Reproduce the material in full, exactly as written.

------ TASK DATA ------

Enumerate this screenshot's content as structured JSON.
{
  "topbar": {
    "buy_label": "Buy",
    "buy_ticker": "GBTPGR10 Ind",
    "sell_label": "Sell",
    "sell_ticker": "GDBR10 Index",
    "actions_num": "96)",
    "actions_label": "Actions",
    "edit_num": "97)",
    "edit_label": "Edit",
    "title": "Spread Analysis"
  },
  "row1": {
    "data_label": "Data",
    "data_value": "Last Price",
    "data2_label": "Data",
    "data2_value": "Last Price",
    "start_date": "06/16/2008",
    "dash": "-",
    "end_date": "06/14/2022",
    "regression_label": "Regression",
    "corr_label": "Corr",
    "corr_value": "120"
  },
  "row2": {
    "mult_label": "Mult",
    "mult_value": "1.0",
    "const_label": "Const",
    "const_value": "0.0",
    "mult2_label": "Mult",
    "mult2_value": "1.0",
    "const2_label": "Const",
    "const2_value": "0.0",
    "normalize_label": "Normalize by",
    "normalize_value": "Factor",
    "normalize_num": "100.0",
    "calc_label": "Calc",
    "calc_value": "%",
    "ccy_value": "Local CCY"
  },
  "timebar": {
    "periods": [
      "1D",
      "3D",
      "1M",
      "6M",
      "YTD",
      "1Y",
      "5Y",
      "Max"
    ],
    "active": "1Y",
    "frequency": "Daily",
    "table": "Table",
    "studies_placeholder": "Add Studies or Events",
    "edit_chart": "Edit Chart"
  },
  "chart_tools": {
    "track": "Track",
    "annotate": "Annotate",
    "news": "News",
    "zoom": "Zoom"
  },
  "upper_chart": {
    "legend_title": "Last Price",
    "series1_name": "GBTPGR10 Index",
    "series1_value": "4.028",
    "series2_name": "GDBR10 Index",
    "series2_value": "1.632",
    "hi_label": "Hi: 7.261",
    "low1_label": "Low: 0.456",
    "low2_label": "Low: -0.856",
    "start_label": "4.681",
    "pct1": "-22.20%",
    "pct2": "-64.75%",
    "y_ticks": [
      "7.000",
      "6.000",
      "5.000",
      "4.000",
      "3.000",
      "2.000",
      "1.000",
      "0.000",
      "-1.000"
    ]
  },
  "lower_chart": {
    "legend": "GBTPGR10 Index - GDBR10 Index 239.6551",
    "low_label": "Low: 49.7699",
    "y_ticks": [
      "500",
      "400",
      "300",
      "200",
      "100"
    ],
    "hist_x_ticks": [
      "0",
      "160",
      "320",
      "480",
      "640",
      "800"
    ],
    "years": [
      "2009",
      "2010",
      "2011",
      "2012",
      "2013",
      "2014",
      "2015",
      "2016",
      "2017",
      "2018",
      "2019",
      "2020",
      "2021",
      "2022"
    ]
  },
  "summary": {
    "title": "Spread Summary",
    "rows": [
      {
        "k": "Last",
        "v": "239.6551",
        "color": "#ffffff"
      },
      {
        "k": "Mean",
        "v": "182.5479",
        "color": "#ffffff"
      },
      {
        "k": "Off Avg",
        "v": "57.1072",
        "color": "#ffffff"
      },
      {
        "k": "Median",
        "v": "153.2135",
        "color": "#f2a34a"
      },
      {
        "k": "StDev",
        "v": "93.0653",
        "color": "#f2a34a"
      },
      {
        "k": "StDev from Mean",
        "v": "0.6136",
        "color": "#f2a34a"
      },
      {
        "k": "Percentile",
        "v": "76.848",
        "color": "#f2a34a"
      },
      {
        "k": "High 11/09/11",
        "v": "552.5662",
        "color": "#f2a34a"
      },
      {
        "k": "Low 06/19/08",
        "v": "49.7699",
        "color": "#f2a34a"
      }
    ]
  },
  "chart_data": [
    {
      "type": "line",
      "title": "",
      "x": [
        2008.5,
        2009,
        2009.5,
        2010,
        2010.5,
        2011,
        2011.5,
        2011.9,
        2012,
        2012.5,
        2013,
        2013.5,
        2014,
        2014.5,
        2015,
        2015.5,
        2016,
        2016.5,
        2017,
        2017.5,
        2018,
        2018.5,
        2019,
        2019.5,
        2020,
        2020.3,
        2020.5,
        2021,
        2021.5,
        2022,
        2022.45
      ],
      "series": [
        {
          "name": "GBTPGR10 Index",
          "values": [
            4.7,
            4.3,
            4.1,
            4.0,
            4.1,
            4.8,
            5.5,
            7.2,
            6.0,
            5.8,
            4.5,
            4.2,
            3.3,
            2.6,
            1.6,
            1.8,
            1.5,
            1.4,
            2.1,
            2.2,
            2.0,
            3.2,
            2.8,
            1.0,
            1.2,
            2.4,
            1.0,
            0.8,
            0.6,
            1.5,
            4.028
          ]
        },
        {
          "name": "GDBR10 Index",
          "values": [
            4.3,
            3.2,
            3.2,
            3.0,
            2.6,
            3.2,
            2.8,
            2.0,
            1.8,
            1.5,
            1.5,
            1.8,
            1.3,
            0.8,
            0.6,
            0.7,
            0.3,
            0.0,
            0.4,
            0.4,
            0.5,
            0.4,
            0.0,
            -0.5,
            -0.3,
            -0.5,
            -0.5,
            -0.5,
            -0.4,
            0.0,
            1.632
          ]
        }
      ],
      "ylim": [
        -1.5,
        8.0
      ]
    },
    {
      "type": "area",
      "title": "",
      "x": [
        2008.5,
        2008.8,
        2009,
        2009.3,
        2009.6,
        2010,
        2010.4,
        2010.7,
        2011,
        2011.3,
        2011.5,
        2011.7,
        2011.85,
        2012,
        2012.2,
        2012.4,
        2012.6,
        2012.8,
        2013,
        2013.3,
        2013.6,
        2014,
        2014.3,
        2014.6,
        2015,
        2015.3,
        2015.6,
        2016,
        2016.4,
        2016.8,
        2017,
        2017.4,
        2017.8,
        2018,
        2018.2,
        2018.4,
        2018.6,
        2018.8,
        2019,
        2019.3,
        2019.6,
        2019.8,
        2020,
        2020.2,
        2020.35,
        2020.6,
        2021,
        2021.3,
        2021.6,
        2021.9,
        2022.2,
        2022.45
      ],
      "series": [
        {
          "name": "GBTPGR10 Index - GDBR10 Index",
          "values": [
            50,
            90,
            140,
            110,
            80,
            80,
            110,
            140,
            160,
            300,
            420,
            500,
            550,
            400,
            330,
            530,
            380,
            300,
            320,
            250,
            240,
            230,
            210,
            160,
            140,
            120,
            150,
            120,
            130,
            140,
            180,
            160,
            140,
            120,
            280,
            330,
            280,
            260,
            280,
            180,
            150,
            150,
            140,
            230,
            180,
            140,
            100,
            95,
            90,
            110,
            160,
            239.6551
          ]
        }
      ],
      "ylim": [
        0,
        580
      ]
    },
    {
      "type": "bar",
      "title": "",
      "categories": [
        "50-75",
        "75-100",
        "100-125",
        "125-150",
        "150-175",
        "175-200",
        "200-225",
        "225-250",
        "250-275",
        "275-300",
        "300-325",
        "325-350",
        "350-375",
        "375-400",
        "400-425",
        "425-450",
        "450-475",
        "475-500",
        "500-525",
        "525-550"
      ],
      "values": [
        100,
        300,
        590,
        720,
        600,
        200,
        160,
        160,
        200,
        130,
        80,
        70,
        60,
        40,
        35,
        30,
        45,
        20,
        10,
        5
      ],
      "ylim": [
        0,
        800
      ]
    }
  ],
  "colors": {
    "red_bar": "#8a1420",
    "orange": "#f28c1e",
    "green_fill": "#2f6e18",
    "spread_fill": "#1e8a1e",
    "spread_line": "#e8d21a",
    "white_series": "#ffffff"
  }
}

------

# WRITTEN SOLUTION:
Enumerate this screenshot's content as structured JSON.
{
  "topbar": {
    "buy_label": "Buy",
    "buy_ticker": "GBTPGR10 Ind",
    "sell_label": "Sell",
    "sell_ticker": "GDBR10 Index",
    "actions_num": "96)",
    "actions_label": "Actions",
    "edit_num": "97)",
    "edit_label": "Edit",
    "title": "Spread Analysis"
  },
  "row1": {
    "data_label": "Data",
    "data_value": "Last Price",
    "data2_label": "Data",
    "data2_value": "Last Price",
    "start_date": "06/16/2008",
    "dash": "-",
    "end_date": "06/14/2022",
    "regression_label": "Regression",
    "corr_label": "Corr",
    "corr_value": "120"
  },
  "row2": {
    "mult_label": "Mult",
    "mult_value": "1.0",
    "const_label": "Const",
    "const_value": "0.0",
    "mult2_label": "Mult",
    "mult2_value": "1.0",
    "const2_label": "Const",
    "const2_value": "0.0",
    "normalize_label": "Normalize by",
    "normalize_value": "Factor",
    "normalize_num": "100.0",
    "calc_label": "Calc",
    "calc_value": "%",
    "ccy_value": "Local CCY"
  },
  "timebar": {
    "periods": [
      "1D",
      "3D",
      "1M",
      "6M",
      "YTD",
      "1Y",
      "5Y",
      "Max"
    ],
    "active": "1Y",
    "frequency": "Daily",
    "table": "Table",
    "studies_placeholder": "Add Studies or Events",
    "edit_chart": "Edit Chart"
  },
  "chart_tools": {
    "track": "Track",
    "annotate": "Annotate",
    "news": "News",
    "zoom": "Zoom"
  },
  "upper_chart": {
    "legend_title": "Last Price",
    "series1_name": "GBTPGR10 Index",
    "series1_value": "4.028",
    "series2_name": "GDBR10 Index",
    "series2_value": "1.632",
    "hi_label": "Hi: 7.261",
    "low1_label": "Low: 0.456",
    "low2_label": "Low: -0.856",
    "start_label": "4.681",
    "pct1": "-22.20%",
    "pct2": "-64.75%",
    "y_ticks": [
      "7.000",
      "6.000",
      "5.000",
      "4.000",
      "3.000",
      "2.000",
      "1.000",
      "0.000",
      "-1.000"
    ]
  },
  "lower_chart": {
    "legend": "GBTPGR10 Index - GDBR10 Index 239.6551",
    "low_label": "Low: 49.7699",
    "y_ticks": [
      "500",
      "400",
      "300",
      "200",
      "100"
    ],
    "hist_x_ticks": [
      "0",
      "160",
      "320",
      "480",
      "640",
      "800"
    ],
    "years": [
      "2009",
      "2010",
      "2011",
      "2012",
      "2013",
      "2014",
      "2015",
      "2016",
      "2017",
      "2018",
      "2019",
      "2020",
      "2021",
      "2022"
    ]
  },
  "summary": {
    "title": "Spread Summary",
    "rows": [
      {
        "k": "Last",
        "v": "239.6551",
        "color": "#ffffff"
      },
      {
        "k": "Mean",
        "v": "182.5479",
        "color": "#ffffff"
      },
      {
        "k": "Off Avg",
        "v": "57.1072",
        "color": "#ffffff"
      },
      {
        "k": "Median",
        "v": "153.2135",
        "color": "#f2a34a"
      },
      {
        "k": "StDev",
        "v": "93.0653",
        "color": "#f2a34a"
      },
      {
        "k": "StDev from Mean",
        "v": "0.6136",
        "color": "#f2a34a"
      },
      {
        "k": "Percentile",
        "v": "76.848",
        "color": "#f2a34a"
      },
      {
        "k": "High 11/09/11",
        "v": "552.5662",
        "color": "#f2a34a"
      },
      {
        "k": "Low 06/19/08",
        "v": "49.7699",
        "color": "#f2a34a"
      }
    ]
  },
  "chart_data": [
    {
      "type": "line",
      "title": "",
      "x": [
        2008.5,
        2009,
        2009.5,
        2010,
        2010.5,
        2011,
        2011.5,
        2011.9,
        2012,
        2012.5,
        2013,
        2013.5,
        2014,
        2014.5,
        2015,
        2015.5,
        2016,
        2016.5,
        2017,
        2017.5,
        2018,
        2018.5,
        2019,
        2019.5,
        2020,
        2020.3,
        2020.5,
        2021,
        2021.5,
        2022,
        2022.45
      ],
      "series": [
        {
          "name": "GBTPGR10 Index",
          "values": [
            4.7,
            4.3,
            4.1,
            4.0,
            4.1,
            4.8,
            5.5,
            7.2,
            6.0,
            5.8,
            4.5,
            4.2,
            3.3,
            2.6,
            1.6,
            1.8,
            1.5,
            1.4,
            2.1,
            2.2,
            2.0,
            3.2,
            2.8,
            1.0,
            1.2,
            2.4,
            1.0,
            0.8,
            0.6,
            1.5,
            4.028
          ]
        },
        {
          "name": "GDBR10 Index",
          "values": [
            4.3,
            3.2,
            3.2,
            3.0,
            2.6,
            3.2,
            2.8,
            2.0,
            1.8,
            1.5,
            1.5,
            1.8,
            1.3,
            0.8,
            0.6,
            0.7,
            0.3,
            0.0,
            0.4,
            0.4,
            0.5,
            0.4,
            0.0,
            -0.5,
            -0.3,
            -0.5,
            -0.5,
            -0.5,
            -0.4,
            0.0,
            1.632
          ]
        }
      ],
      "ylim": [
        -1.5,
        8.0
      ]
    },
    {
      "type": "area",
      "title": "",
      "x": [
        2008.5,
        2008.8,
        2009,
        2009.3,
        2009.6,
        2010,
        2010.4,
        2010.7,
        2011,
        2011.3,
        2011.5,
        2011.7,
        2011.85,
        2012,
        2012.2,
        2012.4,
        2012.6,
        2012.8,
        2013,
        2013.3,
        2013.6,
        2014,
        2014.3,
        2014.6,
        2015,
        2015.3,
        2015.6,
        2016,
        2016.4,
        2016.8,
        2017,
        2017.4,
        2017.8,
        2018,
        2018.2,
        2018.4,
        2018.6,
        2018.8,
        2019,
        2019.3,
        2019.6,
        2019.8,
        2020,
        2020.2,
        2020.35,
        2020.6,
        2021,
        2021.3,
        2021.6,
        2021.9,
        2022.2,
        2022.45
      ],
      "series": [
        {
          "name": "GBTPGR10 Index - GDBR10 Index",
          "values": [
            50,
            90,
            140,
            110,
            80,
            80,
            110,
            140,
            160,
            300,
            420,
            500,
            550,
            400,
            330,
            530,
            380,
            300,
            320,
            250,
            240,
            230,
            210,
            160,
            140,
            120,
            150,
            120,
            130,
            140,
            180,
            160,
            140,
            120,
            280,
            330,
            280,
            260,
            280,
            180,
            150,
            150,
            140,
            230,
            180,
            140,
            100,
            95,
            90,
            110,
            160,
            239.6551
          ]
        }
      ],
      "ylim": [
        0,
        580
      ]
    },
    {
      "type": "bar",
      "title": "",
      "categories": [
        "50-75",
        "75-100",
        "100-125",
        "125-150",
        "150-175",
        "175-200",
        "200-225",
        "225-250",
        "250-275",
        "275-300",
        "300-325",
        "325-350",
        "350-375",
        "375-400",
        "400-425",
        "425-450",
        "450-475",
        "475-500",
        "500-525",
        "525-550"
      ],
      "values": [
        100,
        300,
        590,
        720,
        600,
        200,
        160,
        160,
        200,
        130,
        80,
        70,
        60,
        40,
        35,
        30,
        45,
        20,
        10,
        5
      ],
      "ylim": [
        0,
        800
      ]
    }
  ],
  "colors": {
    "red_bar": "#8a1420",
    "orange": "#f28c1e",
    "green_fill": "#2f6e18",
    "spread_fill": "#1e8a1e",
    "spread_line": "#e8d21a",
    "white_series": "#ffffff"
  }
}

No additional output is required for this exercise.